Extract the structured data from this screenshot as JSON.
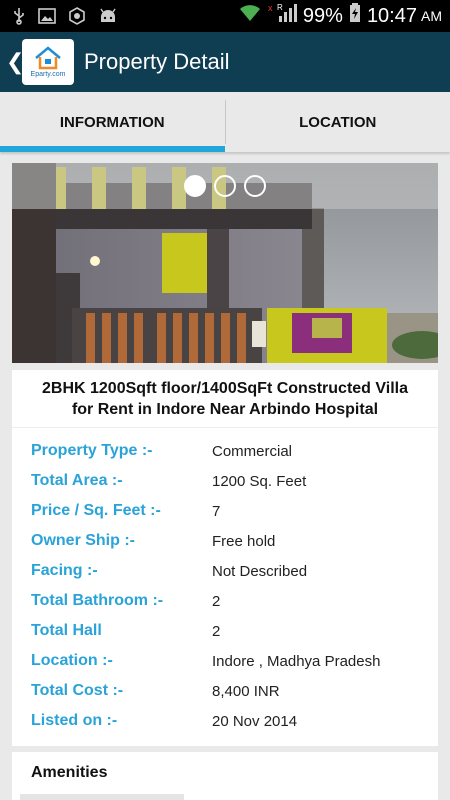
{
  "status_bar": {
    "battery": "99%",
    "time": "10:47",
    "ampm": "AM",
    "roaming": "R",
    "icons": [
      "usb-icon",
      "image-icon",
      "app-icon",
      "android-icon",
      "wifi-icon",
      "signal-icon",
      "battery-icon"
    ]
  },
  "app_bar": {
    "back_chevron": "❮",
    "logo_text": "Eparty.com",
    "title": "Property Detail"
  },
  "tabs": [
    {
      "label": "INFORMATION",
      "active": true
    },
    {
      "label": "LOCATION",
      "active": false
    }
  ],
  "carousel": {
    "pages": 3,
    "current": 1
  },
  "property": {
    "title": "2BHK 1200Sqft floor/1400SqFt Constructed Villa for Rent in Indore Near Arbindo Hospital",
    "details": [
      {
        "label": "Property Type :-",
        "value": "Commercial"
      },
      {
        "label": "Total Area :-",
        "value": "1200 Sq. Feet"
      },
      {
        "label": "Price / Sq. Feet :-",
        "value": "7"
      },
      {
        "label": "Owner Ship :-",
        "value": "Free hold"
      },
      {
        "label": "Facing :-",
        "value": "Not Described"
      },
      {
        "label": "Total Bathroom :-",
        "value": "2"
      },
      {
        "label": "Total Hall",
        "value": "2"
      },
      {
        "label": "Location :-",
        "value": "Indore , Madhya Pradesh"
      },
      {
        "label": "Total Cost :-",
        "value": "8,400 INR"
      },
      {
        "label": "Listed on :-",
        "value": "20 Nov 2014"
      }
    ]
  },
  "amenities": {
    "title": "Amenities"
  },
  "colors": {
    "app_bar": "#0f3d52",
    "accent": "#21a6dc",
    "label": "#2aa3d8",
    "background": "#e9e9e9"
  }
}
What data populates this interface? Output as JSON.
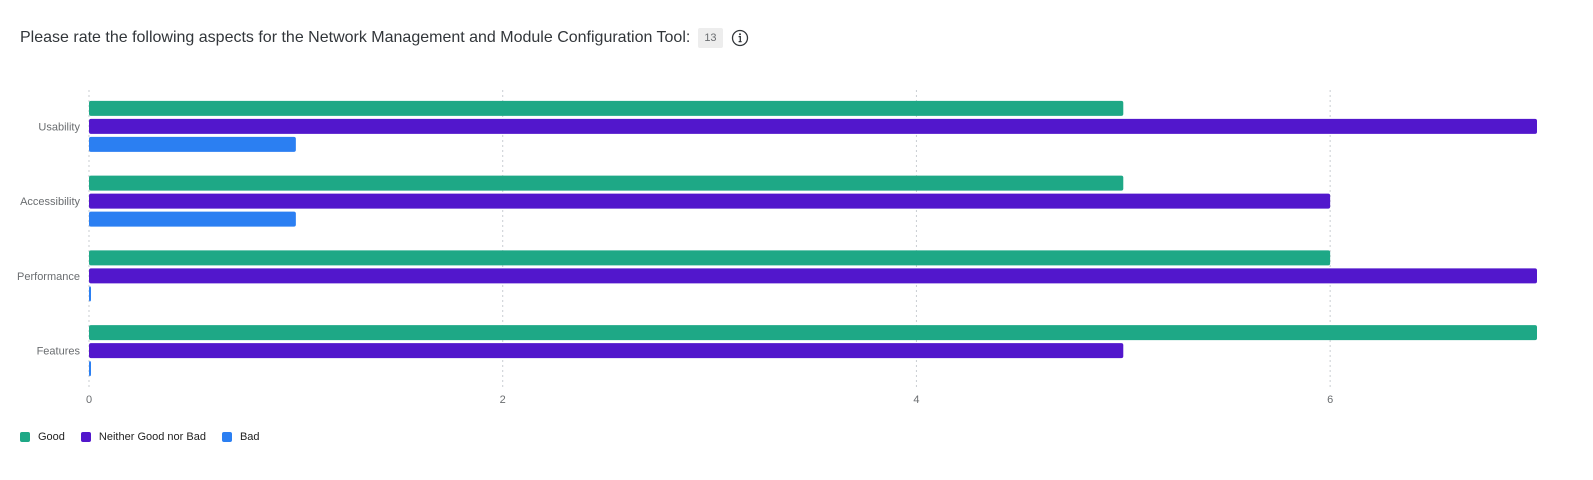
{
  "header": {
    "title": "Please rate the following aspects for the Network Management and Module Configuration Tool:",
    "count": "13",
    "info_icon": "info-circle-icon"
  },
  "colors": {
    "Good": "#1ea886",
    "Neither Good nor Bad": "#5217cc",
    "Bad": "#2b7ff2",
    "grid": "#c9cdd2",
    "tick_label": "#6a6d70"
  },
  "legend": {
    "position": "bottom-left",
    "items": [
      "Good",
      "Neither Good nor Bad",
      "Bad"
    ]
  },
  "chart_data": {
    "type": "bar",
    "orientation": "horizontal",
    "categories": [
      "Usability",
      "Accessibility",
      "Performance",
      "Features"
    ],
    "series": [
      {
        "name": "Good",
        "values": [
          5,
          5,
          6,
          7
        ]
      },
      {
        "name": "Neither Good nor Bad",
        "values": [
          7,
          6,
          7,
          5
        ]
      },
      {
        "name": "Bad",
        "values": [
          1,
          1,
          0,
          0
        ]
      }
    ],
    "xlim": [
      0,
      7
    ],
    "xticks": [
      0,
      2,
      4,
      6
    ],
    "grid": "vertical dotted",
    "title": "",
    "xlabel": "",
    "ylabel": ""
  }
}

◆ Task description
Transcribe the records above exactly as they appear, leaving out any pictures.

◆ Answer below
Extract the structured data from this screenshot as JSON.
{
  "status_bar": {
    "battery": "99%",
    "time": "10:47",
    "ampm": "AM",
    "roaming": "R",
    "icons": [
      "usb-icon",
      "image-icon",
      "app-icon",
      "android-icon",
      "wifi-icon",
      "signal-icon",
      "battery-icon"
    ]
  },
  "app_bar": {
    "back_chevron": "❮",
    "logo_text": "Eparty.com",
    "title": "Property Detail"
  },
  "tabs": [
    {
      "label": "INFORMATION",
      "active": true
    },
    {
      "label": "LOCATION",
      "active": false
    }
  ],
  "carousel": {
    "pages": 3,
    "current": 1
  },
  "property": {
    "title": "2BHK 1200Sqft floor/1400SqFt Constructed Villa for Rent in Indore Near Arbindo Hospital",
    "details": [
      {
        "label": "Property Type :-",
        "value": "Commercial"
      },
      {
        "label": "Total Area :-",
        "value": "1200 Sq. Feet"
      },
      {
        "label": "Price / Sq. Feet :-",
        "value": "7"
      },
      {
        "label": "Owner Ship :-",
        "value": "Free hold"
      },
      {
        "label": "Facing :-",
        "value": "Not Described"
      },
      {
        "label": "Total Bathroom :-",
        "value": "2"
      },
      {
        "label": "Total Hall",
        "value": "2"
      },
      {
        "label": "Location :-",
        "value": "Indore , Madhya Pradesh"
      },
      {
        "label": "Total Cost :-",
        "value": "8,400 INR"
      },
      {
        "label": "Listed on :-",
        "value": "20 Nov 2014"
      }
    ]
  },
  "amenities": {
    "title": "Amenities"
  },
  "colors": {
    "app_bar": "#0f3d52",
    "accent": "#21a6dc",
    "label": "#2aa3d8",
    "background": "#e9e9e9"
  }
}
What data populates this interface? Output as JSON.
{
  "header": {
    "title": "Please rate the following aspects for the Network Management and Module Configuration Tool:",
    "count": "13",
    "info_icon": "info-circle-icon"
  },
  "colors": {
    "Good": "#1ea886",
    "Neither Good nor Bad": "#5217cc",
    "Bad": "#2b7ff2",
    "grid": "#c9cdd2",
    "tick_label": "#6a6d70"
  },
  "legend": {
    "position": "bottom-left",
    "items": [
      "Good",
      "Neither Good nor Bad",
      "Bad"
    ]
  },
  "chart_data": {
    "type": "bar",
    "orientation": "horizontal",
    "categories": [
      "Usability",
      "Accessibility",
      "Performance",
      "Features"
    ],
    "series": [
      {
        "name": "Good",
        "values": [
          5,
          5,
          6,
          7
        ]
      },
      {
        "name": "Neither Good nor Bad",
        "values": [
          7,
          6,
          7,
          5
        ]
      },
      {
        "name": "Bad",
        "values": [
          1,
          1,
          0,
          0
        ]
      }
    ],
    "xlim": [
      0,
      7
    ],
    "xticks": [
      0,
      2,
      4,
      6
    ],
    "grid": "vertical dotted",
    "title": "",
    "xlabel": "",
    "ylabel": ""
  }
}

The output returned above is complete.